= TASK OBJECTIVE =
Can you retype every record below exactly as written?
## begin PROVIDED ENTRIES
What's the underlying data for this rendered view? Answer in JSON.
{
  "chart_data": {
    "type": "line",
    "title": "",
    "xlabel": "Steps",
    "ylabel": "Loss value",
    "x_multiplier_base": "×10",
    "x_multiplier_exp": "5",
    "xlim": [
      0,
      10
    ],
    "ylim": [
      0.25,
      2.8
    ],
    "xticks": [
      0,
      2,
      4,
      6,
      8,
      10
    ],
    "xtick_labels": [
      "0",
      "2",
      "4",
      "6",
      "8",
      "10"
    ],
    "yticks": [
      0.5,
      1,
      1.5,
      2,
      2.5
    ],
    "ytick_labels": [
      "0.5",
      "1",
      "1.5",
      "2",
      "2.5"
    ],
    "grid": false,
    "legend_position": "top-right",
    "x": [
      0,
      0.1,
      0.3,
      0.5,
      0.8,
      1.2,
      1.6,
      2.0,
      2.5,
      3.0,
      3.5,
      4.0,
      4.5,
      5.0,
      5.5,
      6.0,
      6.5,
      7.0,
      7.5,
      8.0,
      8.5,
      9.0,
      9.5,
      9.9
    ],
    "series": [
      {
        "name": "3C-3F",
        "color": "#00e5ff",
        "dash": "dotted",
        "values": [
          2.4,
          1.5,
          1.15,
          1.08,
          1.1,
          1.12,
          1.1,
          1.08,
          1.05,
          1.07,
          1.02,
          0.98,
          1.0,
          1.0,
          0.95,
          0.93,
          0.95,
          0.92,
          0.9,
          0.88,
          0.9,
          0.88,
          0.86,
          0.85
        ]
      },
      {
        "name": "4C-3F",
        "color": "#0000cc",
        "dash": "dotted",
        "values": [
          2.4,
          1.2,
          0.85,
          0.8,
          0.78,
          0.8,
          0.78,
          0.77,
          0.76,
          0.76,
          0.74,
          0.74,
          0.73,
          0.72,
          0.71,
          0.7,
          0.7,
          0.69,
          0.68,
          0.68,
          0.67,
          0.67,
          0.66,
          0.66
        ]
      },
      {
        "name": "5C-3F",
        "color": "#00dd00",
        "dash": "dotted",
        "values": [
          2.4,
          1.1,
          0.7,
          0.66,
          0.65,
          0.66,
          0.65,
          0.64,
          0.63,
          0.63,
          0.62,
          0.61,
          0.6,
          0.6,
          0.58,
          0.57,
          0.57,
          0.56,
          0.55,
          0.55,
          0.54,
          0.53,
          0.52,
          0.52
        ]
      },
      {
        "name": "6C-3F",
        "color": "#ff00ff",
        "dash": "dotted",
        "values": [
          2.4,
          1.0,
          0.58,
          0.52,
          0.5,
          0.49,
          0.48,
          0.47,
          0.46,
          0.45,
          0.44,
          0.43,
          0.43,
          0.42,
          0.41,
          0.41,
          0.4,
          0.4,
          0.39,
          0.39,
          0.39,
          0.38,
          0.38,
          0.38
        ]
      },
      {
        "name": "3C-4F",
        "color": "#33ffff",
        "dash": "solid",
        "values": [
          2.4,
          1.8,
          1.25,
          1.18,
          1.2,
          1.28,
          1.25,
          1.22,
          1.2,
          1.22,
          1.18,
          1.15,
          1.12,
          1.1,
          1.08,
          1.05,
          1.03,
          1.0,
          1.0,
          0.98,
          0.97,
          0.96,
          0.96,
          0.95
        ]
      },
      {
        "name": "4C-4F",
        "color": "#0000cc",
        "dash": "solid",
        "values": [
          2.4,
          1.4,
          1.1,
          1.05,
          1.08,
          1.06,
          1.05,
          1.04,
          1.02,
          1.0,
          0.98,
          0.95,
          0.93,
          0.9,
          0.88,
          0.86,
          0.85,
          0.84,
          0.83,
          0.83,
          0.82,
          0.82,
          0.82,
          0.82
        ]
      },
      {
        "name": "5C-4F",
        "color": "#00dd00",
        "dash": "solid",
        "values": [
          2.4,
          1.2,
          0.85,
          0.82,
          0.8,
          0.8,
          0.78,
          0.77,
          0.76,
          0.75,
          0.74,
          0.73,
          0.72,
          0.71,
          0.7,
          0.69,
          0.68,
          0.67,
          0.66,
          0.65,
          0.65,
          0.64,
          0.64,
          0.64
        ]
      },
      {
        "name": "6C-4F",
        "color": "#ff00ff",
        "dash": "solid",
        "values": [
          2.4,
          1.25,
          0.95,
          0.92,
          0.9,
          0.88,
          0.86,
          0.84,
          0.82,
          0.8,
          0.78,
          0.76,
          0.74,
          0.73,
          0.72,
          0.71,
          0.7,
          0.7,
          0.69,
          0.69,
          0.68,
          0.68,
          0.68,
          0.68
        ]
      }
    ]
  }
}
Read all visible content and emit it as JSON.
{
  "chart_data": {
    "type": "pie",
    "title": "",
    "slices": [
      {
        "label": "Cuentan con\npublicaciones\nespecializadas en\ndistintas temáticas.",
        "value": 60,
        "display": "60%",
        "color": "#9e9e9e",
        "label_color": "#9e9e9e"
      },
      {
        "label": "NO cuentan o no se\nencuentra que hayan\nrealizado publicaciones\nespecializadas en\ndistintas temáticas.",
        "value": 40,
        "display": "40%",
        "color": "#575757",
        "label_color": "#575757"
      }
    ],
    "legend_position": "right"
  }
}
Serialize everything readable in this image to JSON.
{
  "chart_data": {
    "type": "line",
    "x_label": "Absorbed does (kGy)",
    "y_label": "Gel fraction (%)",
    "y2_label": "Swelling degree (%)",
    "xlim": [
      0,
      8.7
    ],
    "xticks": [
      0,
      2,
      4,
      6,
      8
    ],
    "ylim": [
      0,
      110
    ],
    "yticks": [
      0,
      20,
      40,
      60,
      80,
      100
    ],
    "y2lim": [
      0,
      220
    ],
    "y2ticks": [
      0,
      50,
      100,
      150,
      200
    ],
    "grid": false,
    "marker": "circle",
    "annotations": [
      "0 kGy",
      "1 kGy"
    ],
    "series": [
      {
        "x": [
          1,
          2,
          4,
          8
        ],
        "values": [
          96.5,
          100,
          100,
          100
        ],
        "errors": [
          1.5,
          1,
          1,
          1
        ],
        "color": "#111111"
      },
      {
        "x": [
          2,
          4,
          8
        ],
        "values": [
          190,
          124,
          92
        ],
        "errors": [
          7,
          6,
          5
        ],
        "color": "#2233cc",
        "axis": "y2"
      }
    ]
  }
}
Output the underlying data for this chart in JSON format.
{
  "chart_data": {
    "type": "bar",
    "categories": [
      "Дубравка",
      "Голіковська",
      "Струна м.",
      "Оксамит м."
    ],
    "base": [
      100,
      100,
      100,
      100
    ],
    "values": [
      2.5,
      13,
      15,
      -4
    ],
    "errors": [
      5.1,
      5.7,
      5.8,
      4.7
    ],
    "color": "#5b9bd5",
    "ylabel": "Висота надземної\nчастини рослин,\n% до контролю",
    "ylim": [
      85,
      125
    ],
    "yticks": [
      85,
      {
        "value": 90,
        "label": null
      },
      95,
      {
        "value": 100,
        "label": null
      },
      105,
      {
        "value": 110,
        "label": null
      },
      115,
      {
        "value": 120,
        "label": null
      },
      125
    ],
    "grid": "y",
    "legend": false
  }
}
## end PROVIDED ENTRIES
= THE REPLY =
What's the underlying data for this rendered view? Answer in JSON.
{
  "chart_data": {
    "type": "line",
    "title": "",
    "xlabel": "Steps",
    "ylabel": "Loss value",
    "x_multiplier_base": "×10",
    "x_multiplier_exp": "5",
    "xlim": [
      0,
      10
    ],
    "ylim": [
      0.25,
      2.8
    ],
    "xticks": [
      0,
      2,
      4,
      6,
      8,
      10
    ],
    "xtick_labels": [
      "0",
      "2",
      "4",
      "6",
      "8",
      "10"
    ],
    "yticks": [
      0.5,
      1,
      1.5,
      2,
      2.5
    ],
    "ytick_labels": [
      "0.5",
      "1",
      "1.5",
      "2",
      "2.5"
    ],
    "grid": false,
    "legend_position": "top-right",
    "x": [
      0,
      0.1,
      0.3,
      0.5,
      0.8,
      1.2,
      1.6,
      2.0,
      2.5,
      3.0,
      3.5,
      4.0,
      4.5,
      5.0,
      5.5,
      6.0,
      6.5,
      7.0,
      7.5,
      8.0,
      8.5,
      9.0,
      9.5,
      9.9
    ],
    "series": [
      {
        "name": "3C-3F",
        "color": "#00e5ff",
        "dash": "dotted",
        "values": [
          2.4,
          1.5,
          1.15,
          1.08,
          1.1,
          1.12,
          1.1,
          1.08,
          1.05,
          1.07,
          1.02,
          0.98,
          1.0,
          1.0,
          0.95,
          0.93,
          0.95,
          0.92,
          0.9,
          0.88,
          0.9,
          0.88,
          0.86,
          0.85
        ]
      },
      {
        "name": "4C-3F",
        "color": "#0000cc",
        "dash": "dotted",
        "values": [
          2.4,
          1.2,
          0.85,
          0.8,
          0.78,
          0.8,
          0.78,
          0.77,
          0.76,
          0.76,
          0.74,
          0.74,
          0.73,
          0.72,
          0.71,
          0.7,
          0.7,
          0.69,
          0.68,
          0.68,
          0.67,
          0.67,
          0.66,
          0.66
        ]
      },
      {
        "name": "5C-3F",
        "color": "#00dd00",
        "dash": "dotted",
        "values": [
          2.4,
          1.1,
          0.7,
          0.66,
          0.65,
          0.66,
          0.65,
          0.64,
          0.63,
          0.63,
          0.62,
          0.61,
          0.6,
          0.6,
          0.58,
          0.57,
          0.57,
          0.56,
          0.55,
          0.55,
          0.54,
          0.53,
          0.52,
          0.52
        ]
      },
      {
        "name": "6C-3F",
        "color": "#ff00ff",
        "dash": "dotted",
        "values": [
          2.4,
          1.0,
          0.58,
          0.52,
          0.5,
          0.49,
          0.48,
          0.47,
          0.46,
          0.45,
          0.44,
          0.43,
          0.43,
          0.42,
          0.41,
          0.41,
          0.4,
          0.4,
          0.39,
          0.39,
          0.39,
          0.38,
          0.38,
          0.38
        ]
      },
      {
        "name": "3C-4F",
        "color": "#33ffff",
        "dash": "solid",
        "values": [
          2.4,
          1.8,
          1.25,
          1.18,
          1.2,
          1.28,
          1.25,
          1.22,
          1.2,
          1.22,
          1.18,
          1.15,
          1.12,
          1.1,
          1.08,
          1.05,
          1.03,
          1.0,
          1.0,
          0.98,
          0.97,
          0.96,
          0.96,
          0.95
        ]
      },
      {
        "name": "4C-4F",
        "color": "#0000cc",
        "dash": "solid",
        "values": [
          2.4,
          1.4,
          1.1,
          1.05,
          1.08,
          1.06,
          1.05,
          1.04,
          1.02,
          1.0,
          0.98,
          0.95,
          0.93,
          0.9,
          0.88,
          0.86,
          0.85,
          0.84,
          0.83,
          0.83,
          0.82,
          0.82,
          0.82,
          0.82
        ]
      },
      {
        "name": "5C-4F",
        "color": "#00dd00",
        "dash": "solid",
        "values": [
          2.4,
          1.2,
          0.85,
          0.82,
          0.8,
          0.8,
          0.78,
          0.77,
          0.76,
          0.75,
          0.74,
          0.73,
          0.72,
          0.71,
          0.7,
          0.69,
          0.68,
          0.67,
          0.66,
          0.65,
          0.65,
          0.64,
          0.64,
          0.64
        ]
      },
      {
        "name": "6C-4F",
        "color": "#ff00ff",
        "dash": "solid",
        "values": [
          2.4,
          1.25,
          0.95,
          0.92,
          0.9,
          0.88,
          0.86,
          0.84,
          0.82,
          0.8,
          0.78,
          0.76,
          0.74,
          0.73,
          0.72,
          0.71,
          0.7,
          0.7,
          0.69,
          0.69,
          0.68,
          0.68,
          0.68,
          0.68
        ]
      }
    ]
  }
}
Read all visible content and emit it as JSON.
{
  "chart_data": {
    "type": "pie",
    "title": "",
    "slices": [
      {
        "label": "Cuentan con\npublicaciones\nespecializadas en\ndistintas temáticas.",
        "value": 60,
        "display": "60%",
        "color": "#9e9e9e",
        "label_color": "#9e9e9e"
      },
      {
        "label": "NO cuentan o no se\nencuentra que hayan\nrealizado publicaciones\nespecializadas en\ndistintas temáticas.",
        "value": 40,
        "display": "40%",
        "color": "#575757",
        "label_color": "#575757"
      }
    ],
    "legend_position": "right"
  }
}
Serialize everything readable in this image to JSON.
{
  "chart_data": {
    "type": "line",
    "x_label": "Absorbed does (kGy)",
    "y_label": "Gel fraction (%)",
    "y2_label": "Swelling degree (%)",
    "xlim": [
      0,
      8.7
    ],
    "xticks": [
      0,
      2,
      4,
      6,
      8
    ],
    "ylim": [
      0,
      110
    ],
    "yticks": [
      0,
      20,
      40,
      60,
      80,
      100
    ],
    "y2lim": [
      0,
      220
    ],
    "y2ticks": [
      0,
      50,
      100,
      150,
      200
    ],
    "grid": false,
    "marker": "circle",
    "annotations": [
      "0 kGy",
      "1 kGy"
    ],
    "series": [
      {
        "x": [
          1,
          2,
          4,
          8
        ],
        "values": [
          96.5,
          100,
          100,
          100
        ],
        "errors": [
          1.5,
          1,
          1,
          1
        ],
        "color": "#111111"
      },
      {
        "x": [
          2,
          4,
          8
        ],
        "values": [
          190,
          124,
          92
        ],
        "errors": [
          7,
          6,
          5
        ],
        "color": "#2233cc",
        "axis": "y2"
      }
    ]
  }
}
Output the underlying data for this chart in JSON format.
{
  "chart_data": {
    "type": "bar",
    "categories": [
      "Дубравка",
      "Голіковська",
      "Струна м.",
      "Оксамит м."
    ],
    "base": [
      100,
      100,
      100,
      100
    ],
    "values": [
      2.5,
      13,
      15,
      -4
    ],
    "errors": [
      5.1,
      5.7,
      5.8,
      4.7
    ],
    "color": "#5b9bd5",
    "ylabel": "Висота надземної\nчастини рослин,\n% до контролю",
    "ylim": [
      85,
      125
    ],
    "yticks": [
      85,
      {
        "value": 90,
        "label": null
      },
      95,
      {
        "value": 100,
        "label": null
      },
      105,
      {
        "value": 110,
        "label": null
      },
      115,
      {
        "value": 120,
        "label": null
      },
      125
    ],
    "grid": "y",
    "legend": false
  }
}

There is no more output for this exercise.